→ **Work instructions**:
Leave out the images; return the rest of the data exactly.

[Data entries]

start

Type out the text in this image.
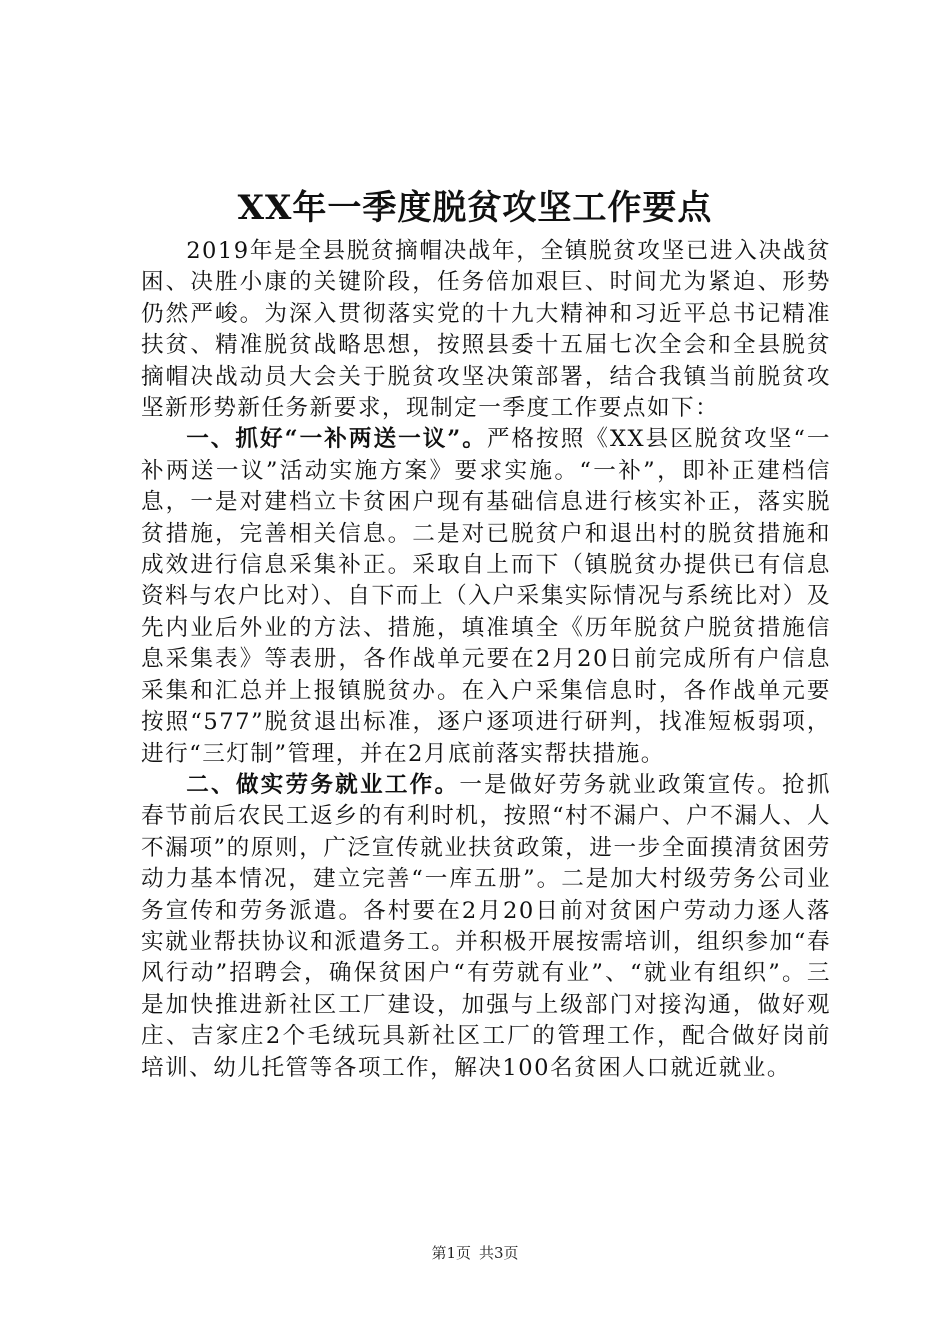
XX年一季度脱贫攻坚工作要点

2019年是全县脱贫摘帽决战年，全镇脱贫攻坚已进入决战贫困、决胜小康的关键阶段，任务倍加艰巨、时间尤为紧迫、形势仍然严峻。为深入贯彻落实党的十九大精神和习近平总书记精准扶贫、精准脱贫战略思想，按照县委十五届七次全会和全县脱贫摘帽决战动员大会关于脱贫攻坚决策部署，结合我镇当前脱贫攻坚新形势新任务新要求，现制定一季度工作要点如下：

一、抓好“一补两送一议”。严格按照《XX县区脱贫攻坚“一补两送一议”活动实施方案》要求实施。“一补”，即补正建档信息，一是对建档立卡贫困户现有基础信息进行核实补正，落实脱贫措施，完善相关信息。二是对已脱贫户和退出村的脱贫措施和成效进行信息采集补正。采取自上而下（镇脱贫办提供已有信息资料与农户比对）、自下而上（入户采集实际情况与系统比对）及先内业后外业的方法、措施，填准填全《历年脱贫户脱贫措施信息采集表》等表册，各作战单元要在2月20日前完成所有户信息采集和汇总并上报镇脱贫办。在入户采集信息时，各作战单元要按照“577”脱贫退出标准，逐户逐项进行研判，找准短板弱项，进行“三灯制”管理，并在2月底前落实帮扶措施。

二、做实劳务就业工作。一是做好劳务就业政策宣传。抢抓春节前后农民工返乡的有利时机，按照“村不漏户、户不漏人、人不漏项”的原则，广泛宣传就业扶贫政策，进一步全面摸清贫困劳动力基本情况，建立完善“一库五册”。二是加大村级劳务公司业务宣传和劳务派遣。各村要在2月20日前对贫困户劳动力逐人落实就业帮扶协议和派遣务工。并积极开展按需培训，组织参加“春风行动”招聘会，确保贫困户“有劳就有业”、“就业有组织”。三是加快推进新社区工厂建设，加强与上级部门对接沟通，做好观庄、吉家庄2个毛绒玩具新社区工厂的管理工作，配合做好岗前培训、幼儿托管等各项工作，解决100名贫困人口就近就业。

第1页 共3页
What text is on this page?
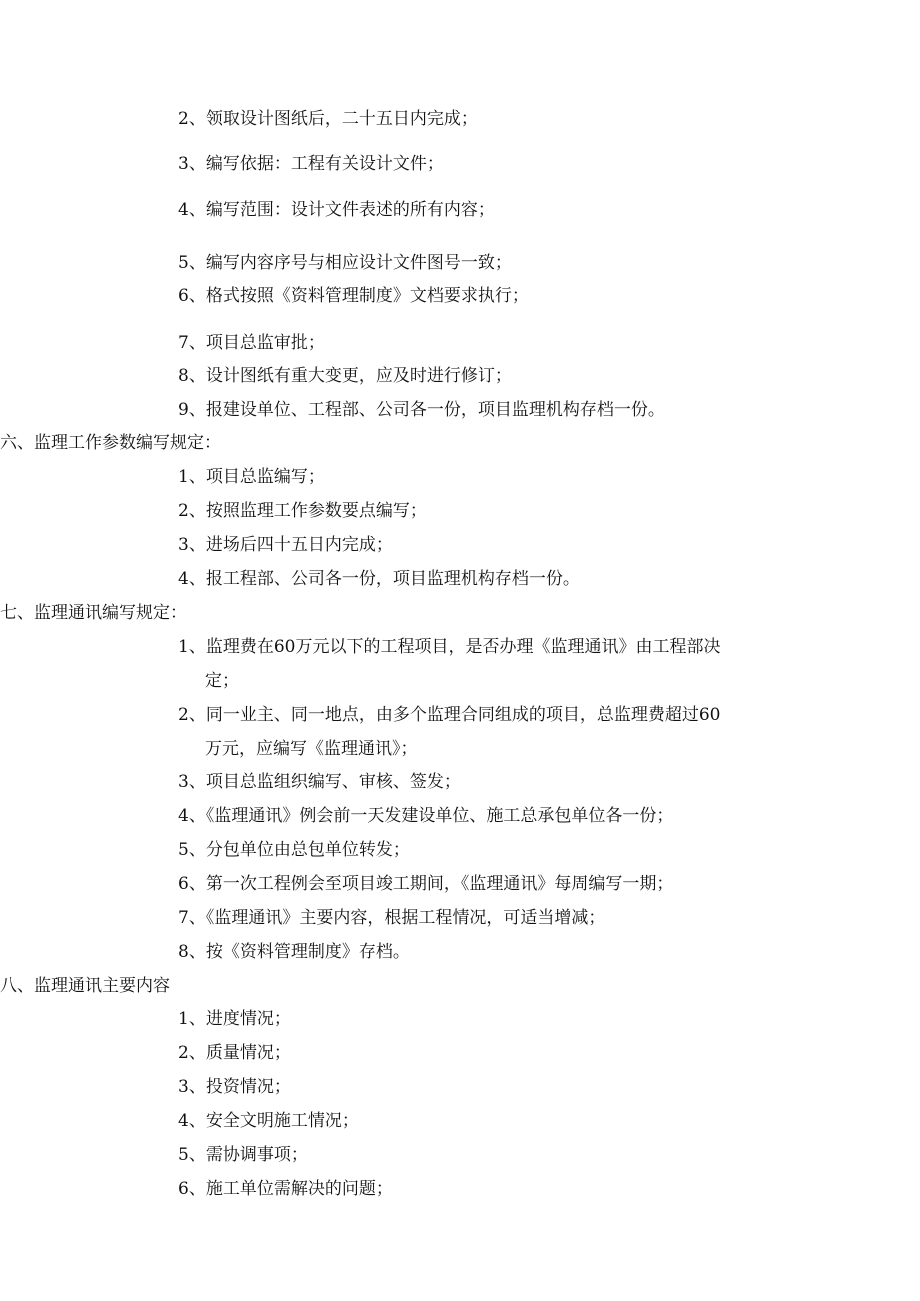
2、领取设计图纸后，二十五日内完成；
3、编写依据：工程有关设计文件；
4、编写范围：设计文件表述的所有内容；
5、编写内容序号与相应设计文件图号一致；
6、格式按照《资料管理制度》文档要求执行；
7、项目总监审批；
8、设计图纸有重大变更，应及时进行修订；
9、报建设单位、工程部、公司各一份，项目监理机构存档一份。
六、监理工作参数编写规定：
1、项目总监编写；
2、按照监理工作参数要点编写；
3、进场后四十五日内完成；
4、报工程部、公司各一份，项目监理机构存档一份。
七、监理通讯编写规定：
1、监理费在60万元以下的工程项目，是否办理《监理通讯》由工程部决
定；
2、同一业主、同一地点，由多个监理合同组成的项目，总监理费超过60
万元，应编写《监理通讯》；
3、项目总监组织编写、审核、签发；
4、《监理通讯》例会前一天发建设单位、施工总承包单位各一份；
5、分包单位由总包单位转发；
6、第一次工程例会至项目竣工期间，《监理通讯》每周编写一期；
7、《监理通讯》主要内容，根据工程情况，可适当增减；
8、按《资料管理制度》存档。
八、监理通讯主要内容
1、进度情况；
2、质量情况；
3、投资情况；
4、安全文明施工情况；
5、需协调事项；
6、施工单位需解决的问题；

end

→ **Result for this task**:
Type out the text in this image.
XX年一季度脱贫攻坚工作要点

2019年是全县脱贫摘帽决战年，全镇脱贫攻坚已进入决战贫困、决胜小康的关键阶段，任务倍加艰巨、时间尤为紧迫、形势仍然严峻。为深入贯彻落实党的十九大精神和习近平总书记精准扶贫、精准脱贫战略思想，按照县委十五届七次全会和全县脱贫摘帽决战动员大会关于脱贫攻坚决策部署，结合我镇当前脱贫攻坚新形势新任务新要求，现制定一季度工作要点如下：

一、抓好“一补两送一议”。严格按照《XX县区脱贫攻坚“一补两送一议”活动实施方案》要求实施。“一补”，即补正建档信息，一是对建档立卡贫困户现有基础信息进行核实补正，落实脱贫措施，完善相关信息。二是对已脱贫户和退出村的脱贫措施和成效进行信息采集补正。采取自上而下（镇脱贫办提供已有信息资料与农户比对）、自下而上（入户采集实际情况与系统比对）及先内业后外业的方法、措施，填准填全《历年脱贫户脱贫措施信息采集表》等表册，各作战单元要在2月20日前完成所有户信息采集和汇总并上报镇脱贫办。在入户采集信息时，各作战单元要按照“577”脱贫退出标准，逐户逐项进行研判，找准短板弱项，进行“三灯制”管理，并在2月底前落实帮扶措施。

二、做实劳务就业工作。一是做好劳务就业政策宣传。抢抓春节前后农民工返乡的有利时机，按照“村不漏户、户不漏人、人不漏项”的原则，广泛宣传就业扶贫政策，进一步全面摸清贫困劳动力基本情况，建立完善“一库五册”。二是加大村级劳务公司业务宣传和劳务派遣。各村要在2月20日前对贫困户劳动力逐人落实就业帮扶协议和派遣务工。并积极开展按需培训，组织参加“春风行动”招聘会，确保贫困户“有劳就有业”、“就业有组织”。三是加快推进新社区工厂建设，加强与上级部门对接沟通，做好观庄、吉家庄2个毛绒玩具新社区工厂的管理工作，配合做好岗前培训、幼儿托管等各项工作，解决100名贫困人口就近就业。

第1页 共3页
What text is on this page?
2、领取设计图纸后，二十五日内完成；
3、编写依据：工程有关设计文件；
4、编写范围：设计文件表述的所有内容；
5、编写内容序号与相应设计文件图号一致；
6、格式按照《资料管理制度》文档要求执行；
7、项目总监审批；
8、设计图纸有重大变更，应及时进行修订；
9、报建设单位、工程部、公司各一份，项目监理机构存档一份。
六、监理工作参数编写规定：
1、项目总监编写；
2、按照监理工作参数要点编写；
3、进场后四十五日内完成；
4、报工程部、公司各一份，项目监理机构存档一份。
七、监理通讯编写规定：
1、监理费在60万元以下的工程项目，是否办理《监理通讯》由工程部决
定；
2、同一业主、同一地点，由多个监理合同组成的项目，总监理费超过60
万元，应编写《监理通讯》；
3、项目总监组织编写、审核、签发；
4、《监理通讯》例会前一天发建设单位、施工总承包单位各一份；
5、分包单位由总包单位转发；
6、第一次工程例会至项目竣工期间，《监理通讯》每周编写一期；
7、《监理通讯》主要内容，根据工程情况，可适当增减；
8、按《资料管理制度》存档。
八、监理通讯主要内容
1、进度情况；
2、质量情况；
3、投资情况；
4、安全文明施工情况；
5、需协调事项；
6、施工单位需解决的问题；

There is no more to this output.